DATASET EXTRACT:
>> begin
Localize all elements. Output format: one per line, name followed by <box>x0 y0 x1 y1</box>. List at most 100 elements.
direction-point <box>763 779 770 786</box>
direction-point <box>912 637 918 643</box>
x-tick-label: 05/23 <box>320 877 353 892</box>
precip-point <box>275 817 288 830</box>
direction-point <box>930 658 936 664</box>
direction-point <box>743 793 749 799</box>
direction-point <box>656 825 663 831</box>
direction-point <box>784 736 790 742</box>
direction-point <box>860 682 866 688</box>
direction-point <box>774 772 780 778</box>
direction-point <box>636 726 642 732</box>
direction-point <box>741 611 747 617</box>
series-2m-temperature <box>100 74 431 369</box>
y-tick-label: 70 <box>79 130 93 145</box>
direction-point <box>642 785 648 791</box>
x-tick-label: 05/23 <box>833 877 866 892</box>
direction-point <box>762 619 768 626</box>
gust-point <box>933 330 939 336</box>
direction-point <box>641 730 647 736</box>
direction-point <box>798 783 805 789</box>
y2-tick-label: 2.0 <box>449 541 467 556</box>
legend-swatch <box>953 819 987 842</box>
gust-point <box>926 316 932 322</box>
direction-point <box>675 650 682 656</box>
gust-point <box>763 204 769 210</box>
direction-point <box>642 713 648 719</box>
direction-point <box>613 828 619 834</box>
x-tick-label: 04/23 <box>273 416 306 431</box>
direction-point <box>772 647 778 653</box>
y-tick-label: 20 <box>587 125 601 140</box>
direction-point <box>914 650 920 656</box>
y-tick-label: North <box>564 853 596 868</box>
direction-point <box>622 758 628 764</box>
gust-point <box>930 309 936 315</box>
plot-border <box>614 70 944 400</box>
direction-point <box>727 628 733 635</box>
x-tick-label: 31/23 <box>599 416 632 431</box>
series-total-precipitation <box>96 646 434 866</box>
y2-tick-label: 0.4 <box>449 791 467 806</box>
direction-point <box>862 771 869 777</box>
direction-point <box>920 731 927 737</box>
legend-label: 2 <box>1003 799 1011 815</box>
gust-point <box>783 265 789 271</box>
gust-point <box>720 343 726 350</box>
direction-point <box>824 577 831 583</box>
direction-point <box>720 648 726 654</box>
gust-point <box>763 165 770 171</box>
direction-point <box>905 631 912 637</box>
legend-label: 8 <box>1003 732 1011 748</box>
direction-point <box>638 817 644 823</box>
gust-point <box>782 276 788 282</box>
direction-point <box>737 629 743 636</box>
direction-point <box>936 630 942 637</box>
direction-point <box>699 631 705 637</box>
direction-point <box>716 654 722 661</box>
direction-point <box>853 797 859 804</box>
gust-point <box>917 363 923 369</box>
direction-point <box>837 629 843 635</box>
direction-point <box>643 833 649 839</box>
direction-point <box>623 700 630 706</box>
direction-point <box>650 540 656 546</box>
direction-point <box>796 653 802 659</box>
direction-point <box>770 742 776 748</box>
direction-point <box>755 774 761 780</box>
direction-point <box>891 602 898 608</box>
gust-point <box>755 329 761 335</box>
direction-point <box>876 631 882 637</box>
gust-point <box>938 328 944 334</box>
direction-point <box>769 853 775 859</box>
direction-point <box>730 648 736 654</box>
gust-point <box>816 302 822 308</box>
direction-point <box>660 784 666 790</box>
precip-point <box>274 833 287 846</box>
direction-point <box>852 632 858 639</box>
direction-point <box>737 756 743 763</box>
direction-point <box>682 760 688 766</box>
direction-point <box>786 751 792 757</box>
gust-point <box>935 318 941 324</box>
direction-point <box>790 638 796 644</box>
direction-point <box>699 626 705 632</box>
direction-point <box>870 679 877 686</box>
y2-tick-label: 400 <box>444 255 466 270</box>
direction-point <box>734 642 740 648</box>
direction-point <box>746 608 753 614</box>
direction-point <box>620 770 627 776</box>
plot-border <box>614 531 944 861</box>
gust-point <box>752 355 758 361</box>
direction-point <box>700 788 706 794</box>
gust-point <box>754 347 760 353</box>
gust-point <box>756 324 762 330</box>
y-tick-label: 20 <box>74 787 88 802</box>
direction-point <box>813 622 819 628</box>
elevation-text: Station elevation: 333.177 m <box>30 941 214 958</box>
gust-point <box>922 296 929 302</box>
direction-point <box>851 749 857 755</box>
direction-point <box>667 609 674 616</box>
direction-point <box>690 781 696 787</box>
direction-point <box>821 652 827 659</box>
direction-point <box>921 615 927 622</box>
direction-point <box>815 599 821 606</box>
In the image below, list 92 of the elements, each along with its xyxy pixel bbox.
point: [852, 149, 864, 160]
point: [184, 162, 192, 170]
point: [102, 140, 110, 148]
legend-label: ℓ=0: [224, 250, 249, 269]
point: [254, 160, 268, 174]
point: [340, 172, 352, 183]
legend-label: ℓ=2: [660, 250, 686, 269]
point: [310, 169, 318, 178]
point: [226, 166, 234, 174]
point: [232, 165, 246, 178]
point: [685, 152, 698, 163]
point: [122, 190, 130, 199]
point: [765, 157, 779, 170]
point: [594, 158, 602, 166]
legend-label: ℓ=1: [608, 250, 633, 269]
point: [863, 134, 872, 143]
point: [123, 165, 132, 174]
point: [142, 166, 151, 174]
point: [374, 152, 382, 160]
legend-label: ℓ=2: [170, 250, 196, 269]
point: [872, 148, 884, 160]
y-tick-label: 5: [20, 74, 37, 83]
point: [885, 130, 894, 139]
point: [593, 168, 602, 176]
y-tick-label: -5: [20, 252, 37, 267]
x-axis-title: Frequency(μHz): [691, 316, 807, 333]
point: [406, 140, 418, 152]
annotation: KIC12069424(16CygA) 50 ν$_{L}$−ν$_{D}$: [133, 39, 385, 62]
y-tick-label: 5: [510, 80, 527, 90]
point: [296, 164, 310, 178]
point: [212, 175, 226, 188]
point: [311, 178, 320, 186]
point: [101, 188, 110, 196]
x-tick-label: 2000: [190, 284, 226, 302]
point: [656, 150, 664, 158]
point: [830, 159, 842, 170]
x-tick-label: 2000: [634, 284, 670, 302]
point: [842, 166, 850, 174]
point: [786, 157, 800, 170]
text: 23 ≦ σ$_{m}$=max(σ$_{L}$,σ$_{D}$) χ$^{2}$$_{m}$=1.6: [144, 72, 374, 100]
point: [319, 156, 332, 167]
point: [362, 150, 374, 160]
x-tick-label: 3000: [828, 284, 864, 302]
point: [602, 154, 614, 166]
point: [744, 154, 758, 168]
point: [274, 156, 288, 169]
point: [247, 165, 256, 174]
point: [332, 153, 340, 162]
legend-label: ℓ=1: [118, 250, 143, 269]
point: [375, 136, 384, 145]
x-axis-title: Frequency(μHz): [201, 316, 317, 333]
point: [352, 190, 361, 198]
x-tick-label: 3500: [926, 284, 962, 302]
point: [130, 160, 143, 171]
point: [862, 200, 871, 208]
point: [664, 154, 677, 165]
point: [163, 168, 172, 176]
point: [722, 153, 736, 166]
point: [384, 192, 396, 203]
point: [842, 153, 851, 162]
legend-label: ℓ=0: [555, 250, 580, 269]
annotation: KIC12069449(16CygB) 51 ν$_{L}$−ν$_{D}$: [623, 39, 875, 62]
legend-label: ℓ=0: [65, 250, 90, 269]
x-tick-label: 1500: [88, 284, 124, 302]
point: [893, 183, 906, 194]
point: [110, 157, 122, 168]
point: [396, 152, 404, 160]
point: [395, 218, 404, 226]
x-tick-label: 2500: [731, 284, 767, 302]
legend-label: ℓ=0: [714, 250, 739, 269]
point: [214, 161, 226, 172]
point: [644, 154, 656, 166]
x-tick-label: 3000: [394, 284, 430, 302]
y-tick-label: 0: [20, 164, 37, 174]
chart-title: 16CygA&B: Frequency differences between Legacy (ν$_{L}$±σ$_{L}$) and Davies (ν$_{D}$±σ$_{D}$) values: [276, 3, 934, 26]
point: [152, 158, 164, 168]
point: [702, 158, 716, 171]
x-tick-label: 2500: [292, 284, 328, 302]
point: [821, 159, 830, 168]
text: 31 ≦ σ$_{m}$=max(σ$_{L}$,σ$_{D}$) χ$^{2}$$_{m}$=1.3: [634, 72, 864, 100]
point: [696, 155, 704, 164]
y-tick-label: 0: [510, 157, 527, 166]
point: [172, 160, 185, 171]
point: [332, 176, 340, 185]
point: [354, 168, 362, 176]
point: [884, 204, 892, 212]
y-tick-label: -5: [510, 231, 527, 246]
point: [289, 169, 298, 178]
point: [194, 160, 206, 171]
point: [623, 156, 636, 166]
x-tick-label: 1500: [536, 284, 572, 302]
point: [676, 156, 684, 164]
>> end
THE PROBLEM: Print the lines from the very first one through the line containing "y-tick-label: 20 <box>587 125 601 140</box>", both included, without changing anything in them.

WRITTEN RESPONSE:
Localize all elements. Output format: one per line, name followed by <box>x0 y0 x1 y1</box>. List at most 100 elements.
direction-point <box>763 779 770 786</box>
direction-point <box>912 637 918 643</box>
x-tick-label: 05/23 <box>320 877 353 892</box>
precip-point <box>275 817 288 830</box>
direction-point <box>930 658 936 664</box>
direction-point <box>743 793 749 799</box>
direction-point <box>656 825 663 831</box>
direction-point <box>784 736 790 742</box>
direction-point <box>860 682 866 688</box>
direction-point <box>774 772 780 778</box>
direction-point <box>636 726 642 732</box>
direction-point <box>741 611 747 617</box>
series-2m-temperature <box>100 74 431 369</box>
y-tick-label: 70 <box>79 130 93 145</box>
direction-point <box>642 785 648 791</box>
x-tick-label: 05/23 <box>833 877 866 892</box>
direction-point <box>762 619 768 626</box>
gust-point <box>933 330 939 336</box>
direction-point <box>641 730 647 736</box>
direction-point <box>798 783 805 789</box>
y2-tick-label: 2.0 <box>449 541 467 556</box>
legend-swatch <box>953 819 987 842</box>
gust-point <box>926 316 932 322</box>
direction-point <box>675 650 682 656</box>
gust-point <box>763 204 769 210</box>
direction-point <box>642 713 648 719</box>
direction-point <box>613 828 619 834</box>
x-tick-label: 04/23 <box>273 416 306 431</box>
direction-point <box>772 647 778 653</box>
y-tick-label: 20 <box>587 125 601 140</box>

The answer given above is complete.